DATA RECORDS =>

##############################

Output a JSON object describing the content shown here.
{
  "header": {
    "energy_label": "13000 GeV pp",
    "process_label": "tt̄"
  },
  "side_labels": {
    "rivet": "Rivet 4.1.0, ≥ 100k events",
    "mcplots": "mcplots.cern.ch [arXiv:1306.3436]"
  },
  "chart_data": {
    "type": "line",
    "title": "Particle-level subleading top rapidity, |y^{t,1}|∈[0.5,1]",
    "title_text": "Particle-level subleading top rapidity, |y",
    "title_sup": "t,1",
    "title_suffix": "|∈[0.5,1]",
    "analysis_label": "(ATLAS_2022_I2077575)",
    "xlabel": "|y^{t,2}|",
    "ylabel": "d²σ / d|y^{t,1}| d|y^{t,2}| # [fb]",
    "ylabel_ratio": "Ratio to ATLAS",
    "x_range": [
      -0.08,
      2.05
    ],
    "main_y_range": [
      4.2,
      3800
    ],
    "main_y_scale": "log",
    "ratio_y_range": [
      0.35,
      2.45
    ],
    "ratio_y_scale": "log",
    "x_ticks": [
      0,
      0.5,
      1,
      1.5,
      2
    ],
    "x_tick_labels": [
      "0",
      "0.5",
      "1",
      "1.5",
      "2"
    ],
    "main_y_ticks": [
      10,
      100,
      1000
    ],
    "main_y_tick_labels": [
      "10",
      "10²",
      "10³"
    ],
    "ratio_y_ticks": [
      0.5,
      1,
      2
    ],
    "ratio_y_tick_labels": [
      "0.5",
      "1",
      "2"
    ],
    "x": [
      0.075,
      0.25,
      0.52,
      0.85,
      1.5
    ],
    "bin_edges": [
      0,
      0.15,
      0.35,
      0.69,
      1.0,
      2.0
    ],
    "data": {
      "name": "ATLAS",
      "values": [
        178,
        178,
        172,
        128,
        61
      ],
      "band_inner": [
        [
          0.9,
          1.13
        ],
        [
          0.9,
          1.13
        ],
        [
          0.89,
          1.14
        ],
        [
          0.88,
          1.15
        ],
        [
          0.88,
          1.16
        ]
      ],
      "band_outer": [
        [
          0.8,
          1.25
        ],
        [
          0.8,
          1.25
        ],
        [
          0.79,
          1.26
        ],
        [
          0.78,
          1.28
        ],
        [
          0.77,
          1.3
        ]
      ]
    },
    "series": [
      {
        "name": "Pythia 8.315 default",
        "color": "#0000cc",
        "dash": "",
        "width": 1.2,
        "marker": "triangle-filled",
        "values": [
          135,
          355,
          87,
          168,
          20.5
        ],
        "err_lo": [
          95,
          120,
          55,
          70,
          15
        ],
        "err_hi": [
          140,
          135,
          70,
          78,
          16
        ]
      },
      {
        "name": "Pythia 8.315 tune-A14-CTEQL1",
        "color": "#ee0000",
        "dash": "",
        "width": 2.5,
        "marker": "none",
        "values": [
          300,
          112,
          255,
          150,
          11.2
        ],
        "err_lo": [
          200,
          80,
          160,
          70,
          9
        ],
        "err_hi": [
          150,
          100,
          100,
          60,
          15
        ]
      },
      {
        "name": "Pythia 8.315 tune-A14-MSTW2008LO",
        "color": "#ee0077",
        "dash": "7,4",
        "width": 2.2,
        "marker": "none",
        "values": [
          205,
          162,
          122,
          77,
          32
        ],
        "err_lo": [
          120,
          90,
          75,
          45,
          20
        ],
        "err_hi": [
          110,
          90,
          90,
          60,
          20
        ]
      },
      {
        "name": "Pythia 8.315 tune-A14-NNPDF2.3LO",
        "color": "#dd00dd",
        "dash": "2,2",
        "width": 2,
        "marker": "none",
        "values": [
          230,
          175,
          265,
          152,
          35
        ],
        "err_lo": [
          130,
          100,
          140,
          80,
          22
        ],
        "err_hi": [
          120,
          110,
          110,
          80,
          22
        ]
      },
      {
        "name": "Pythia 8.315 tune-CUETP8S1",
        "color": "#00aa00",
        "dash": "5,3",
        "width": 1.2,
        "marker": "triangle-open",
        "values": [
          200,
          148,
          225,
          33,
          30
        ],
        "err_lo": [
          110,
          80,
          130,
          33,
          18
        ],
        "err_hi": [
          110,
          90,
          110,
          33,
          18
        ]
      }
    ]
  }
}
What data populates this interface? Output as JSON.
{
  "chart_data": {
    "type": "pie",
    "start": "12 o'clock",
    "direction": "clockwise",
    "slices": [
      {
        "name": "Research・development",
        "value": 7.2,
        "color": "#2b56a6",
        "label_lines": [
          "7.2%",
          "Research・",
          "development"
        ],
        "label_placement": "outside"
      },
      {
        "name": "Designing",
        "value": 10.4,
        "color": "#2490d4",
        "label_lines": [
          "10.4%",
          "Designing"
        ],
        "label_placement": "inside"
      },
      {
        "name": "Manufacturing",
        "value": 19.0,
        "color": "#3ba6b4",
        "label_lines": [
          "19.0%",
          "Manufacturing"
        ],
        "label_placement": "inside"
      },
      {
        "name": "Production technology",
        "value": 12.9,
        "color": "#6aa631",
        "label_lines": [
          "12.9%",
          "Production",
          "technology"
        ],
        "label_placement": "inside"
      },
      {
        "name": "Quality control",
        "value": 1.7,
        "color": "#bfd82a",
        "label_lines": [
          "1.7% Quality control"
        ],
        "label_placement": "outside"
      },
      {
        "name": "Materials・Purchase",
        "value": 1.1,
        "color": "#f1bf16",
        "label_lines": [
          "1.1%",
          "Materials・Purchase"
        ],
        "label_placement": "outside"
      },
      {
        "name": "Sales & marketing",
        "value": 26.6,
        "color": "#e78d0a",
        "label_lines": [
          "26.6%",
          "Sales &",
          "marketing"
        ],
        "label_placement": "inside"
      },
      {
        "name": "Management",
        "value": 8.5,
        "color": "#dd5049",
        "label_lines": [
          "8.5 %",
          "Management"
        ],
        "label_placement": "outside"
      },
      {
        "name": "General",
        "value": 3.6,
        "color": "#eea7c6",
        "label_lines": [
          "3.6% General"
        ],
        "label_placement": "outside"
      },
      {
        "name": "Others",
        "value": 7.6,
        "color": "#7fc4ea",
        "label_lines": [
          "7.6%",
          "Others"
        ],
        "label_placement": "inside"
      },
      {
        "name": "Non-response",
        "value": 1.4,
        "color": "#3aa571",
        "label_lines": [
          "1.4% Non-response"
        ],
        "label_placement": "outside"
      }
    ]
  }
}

##############################

EXERCISE PROMPT => In the listing above, locate each line with "triangle" and copy it.

RESULT OF THIS EXERCISE =>
        "marker": "triangle-filled",
        "marker": "triangle-open",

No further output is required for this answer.